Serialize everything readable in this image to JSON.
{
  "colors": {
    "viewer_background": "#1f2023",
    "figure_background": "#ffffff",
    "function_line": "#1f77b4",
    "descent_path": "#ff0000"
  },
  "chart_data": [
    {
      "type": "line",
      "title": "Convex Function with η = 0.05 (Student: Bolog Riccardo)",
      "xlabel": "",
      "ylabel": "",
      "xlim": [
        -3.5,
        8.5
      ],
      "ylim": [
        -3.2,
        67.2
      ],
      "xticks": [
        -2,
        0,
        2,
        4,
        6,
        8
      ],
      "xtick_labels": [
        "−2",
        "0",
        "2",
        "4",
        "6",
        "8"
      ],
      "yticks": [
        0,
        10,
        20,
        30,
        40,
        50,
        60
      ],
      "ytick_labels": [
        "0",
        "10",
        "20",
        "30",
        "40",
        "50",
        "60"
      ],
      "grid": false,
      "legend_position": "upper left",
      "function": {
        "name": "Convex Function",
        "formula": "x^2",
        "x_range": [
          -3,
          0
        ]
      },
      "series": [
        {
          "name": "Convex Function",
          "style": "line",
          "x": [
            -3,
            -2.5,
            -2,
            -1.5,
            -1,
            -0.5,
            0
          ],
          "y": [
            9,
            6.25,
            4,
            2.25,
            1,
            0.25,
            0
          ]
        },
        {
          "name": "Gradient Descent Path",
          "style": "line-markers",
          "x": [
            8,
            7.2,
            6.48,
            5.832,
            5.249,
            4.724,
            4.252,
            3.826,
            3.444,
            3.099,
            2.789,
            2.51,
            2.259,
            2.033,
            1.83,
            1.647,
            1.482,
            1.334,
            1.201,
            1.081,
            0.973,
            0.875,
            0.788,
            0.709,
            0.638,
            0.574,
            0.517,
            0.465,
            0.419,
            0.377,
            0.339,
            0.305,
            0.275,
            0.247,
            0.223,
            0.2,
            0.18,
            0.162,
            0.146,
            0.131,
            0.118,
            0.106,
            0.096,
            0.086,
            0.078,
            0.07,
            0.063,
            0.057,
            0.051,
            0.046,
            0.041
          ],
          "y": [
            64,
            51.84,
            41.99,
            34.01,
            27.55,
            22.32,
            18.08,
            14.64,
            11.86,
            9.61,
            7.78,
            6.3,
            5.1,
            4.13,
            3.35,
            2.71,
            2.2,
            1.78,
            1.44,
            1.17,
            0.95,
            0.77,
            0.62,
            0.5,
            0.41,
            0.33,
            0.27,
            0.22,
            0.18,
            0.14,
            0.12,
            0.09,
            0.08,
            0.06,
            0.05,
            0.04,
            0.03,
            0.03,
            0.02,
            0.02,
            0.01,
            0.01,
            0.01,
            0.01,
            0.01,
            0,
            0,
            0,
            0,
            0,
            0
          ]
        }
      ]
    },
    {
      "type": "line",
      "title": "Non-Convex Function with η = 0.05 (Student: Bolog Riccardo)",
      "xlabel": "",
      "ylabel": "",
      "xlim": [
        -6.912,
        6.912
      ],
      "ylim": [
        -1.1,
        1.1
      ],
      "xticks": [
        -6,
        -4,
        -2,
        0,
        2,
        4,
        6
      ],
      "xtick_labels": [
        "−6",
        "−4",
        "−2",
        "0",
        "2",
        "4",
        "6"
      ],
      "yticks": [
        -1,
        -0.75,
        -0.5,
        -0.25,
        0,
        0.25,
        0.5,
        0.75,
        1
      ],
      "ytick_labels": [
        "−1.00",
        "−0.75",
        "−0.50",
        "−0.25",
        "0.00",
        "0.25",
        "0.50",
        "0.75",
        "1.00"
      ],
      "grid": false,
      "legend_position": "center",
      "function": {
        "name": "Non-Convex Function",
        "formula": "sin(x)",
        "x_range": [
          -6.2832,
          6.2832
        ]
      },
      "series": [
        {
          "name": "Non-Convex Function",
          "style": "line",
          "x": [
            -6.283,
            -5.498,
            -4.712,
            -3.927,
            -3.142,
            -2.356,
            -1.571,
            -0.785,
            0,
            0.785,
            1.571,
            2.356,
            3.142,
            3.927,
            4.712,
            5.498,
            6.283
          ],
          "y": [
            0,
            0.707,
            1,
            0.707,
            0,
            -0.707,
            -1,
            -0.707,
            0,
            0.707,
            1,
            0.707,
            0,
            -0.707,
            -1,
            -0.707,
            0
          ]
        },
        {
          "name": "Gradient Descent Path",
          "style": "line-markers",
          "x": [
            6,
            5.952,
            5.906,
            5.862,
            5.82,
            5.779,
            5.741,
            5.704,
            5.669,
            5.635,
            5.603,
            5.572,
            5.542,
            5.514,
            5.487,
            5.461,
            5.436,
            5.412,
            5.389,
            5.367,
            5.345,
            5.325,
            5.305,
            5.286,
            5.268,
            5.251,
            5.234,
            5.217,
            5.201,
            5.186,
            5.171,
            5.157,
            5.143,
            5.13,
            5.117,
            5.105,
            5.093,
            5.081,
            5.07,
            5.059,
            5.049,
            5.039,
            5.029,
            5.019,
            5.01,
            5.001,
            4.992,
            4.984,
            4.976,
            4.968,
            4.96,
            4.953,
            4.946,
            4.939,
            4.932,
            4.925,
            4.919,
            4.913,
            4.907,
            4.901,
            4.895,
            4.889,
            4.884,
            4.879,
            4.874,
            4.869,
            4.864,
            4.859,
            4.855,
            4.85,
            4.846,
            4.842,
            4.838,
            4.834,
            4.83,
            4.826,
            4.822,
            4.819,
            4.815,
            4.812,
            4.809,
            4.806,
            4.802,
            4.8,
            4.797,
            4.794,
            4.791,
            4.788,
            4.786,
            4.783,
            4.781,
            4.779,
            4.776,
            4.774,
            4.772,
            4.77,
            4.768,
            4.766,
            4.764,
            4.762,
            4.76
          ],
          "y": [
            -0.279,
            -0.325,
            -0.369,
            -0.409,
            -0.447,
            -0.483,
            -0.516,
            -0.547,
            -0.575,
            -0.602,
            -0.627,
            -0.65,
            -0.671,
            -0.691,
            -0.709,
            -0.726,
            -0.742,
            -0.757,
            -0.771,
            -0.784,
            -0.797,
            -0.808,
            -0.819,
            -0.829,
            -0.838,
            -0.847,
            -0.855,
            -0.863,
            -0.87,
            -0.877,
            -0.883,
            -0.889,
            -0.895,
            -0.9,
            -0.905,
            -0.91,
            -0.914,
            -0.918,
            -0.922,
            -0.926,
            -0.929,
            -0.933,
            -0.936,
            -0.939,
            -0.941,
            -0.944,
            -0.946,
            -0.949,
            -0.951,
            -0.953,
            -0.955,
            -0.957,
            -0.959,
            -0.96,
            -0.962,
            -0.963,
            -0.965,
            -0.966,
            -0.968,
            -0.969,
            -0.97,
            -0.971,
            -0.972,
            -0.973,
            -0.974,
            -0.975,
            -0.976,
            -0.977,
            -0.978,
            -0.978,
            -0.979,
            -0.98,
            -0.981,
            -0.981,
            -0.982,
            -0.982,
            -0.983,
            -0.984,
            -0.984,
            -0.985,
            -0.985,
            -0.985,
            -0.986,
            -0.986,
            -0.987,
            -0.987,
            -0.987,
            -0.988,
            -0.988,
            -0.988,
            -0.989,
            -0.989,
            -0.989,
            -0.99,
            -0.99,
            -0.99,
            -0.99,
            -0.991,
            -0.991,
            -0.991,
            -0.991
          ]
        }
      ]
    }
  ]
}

- GOAL OF THE EXERCISE:
Find every line in the records that contains the word "Convex"; copy those lines.

- IN RESPONSE:
      "title": "Convex Function with η = 0.05 (Student: Bolog Riccardo)",
        "name": "Convex Function",
          "name": "Convex Function",
      "title": "Non-Convex Function with η = 0.05 (Student: Bolog Riccardo)",
        "name": "Non-Convex Function",
          "name": "Non-Convex Function",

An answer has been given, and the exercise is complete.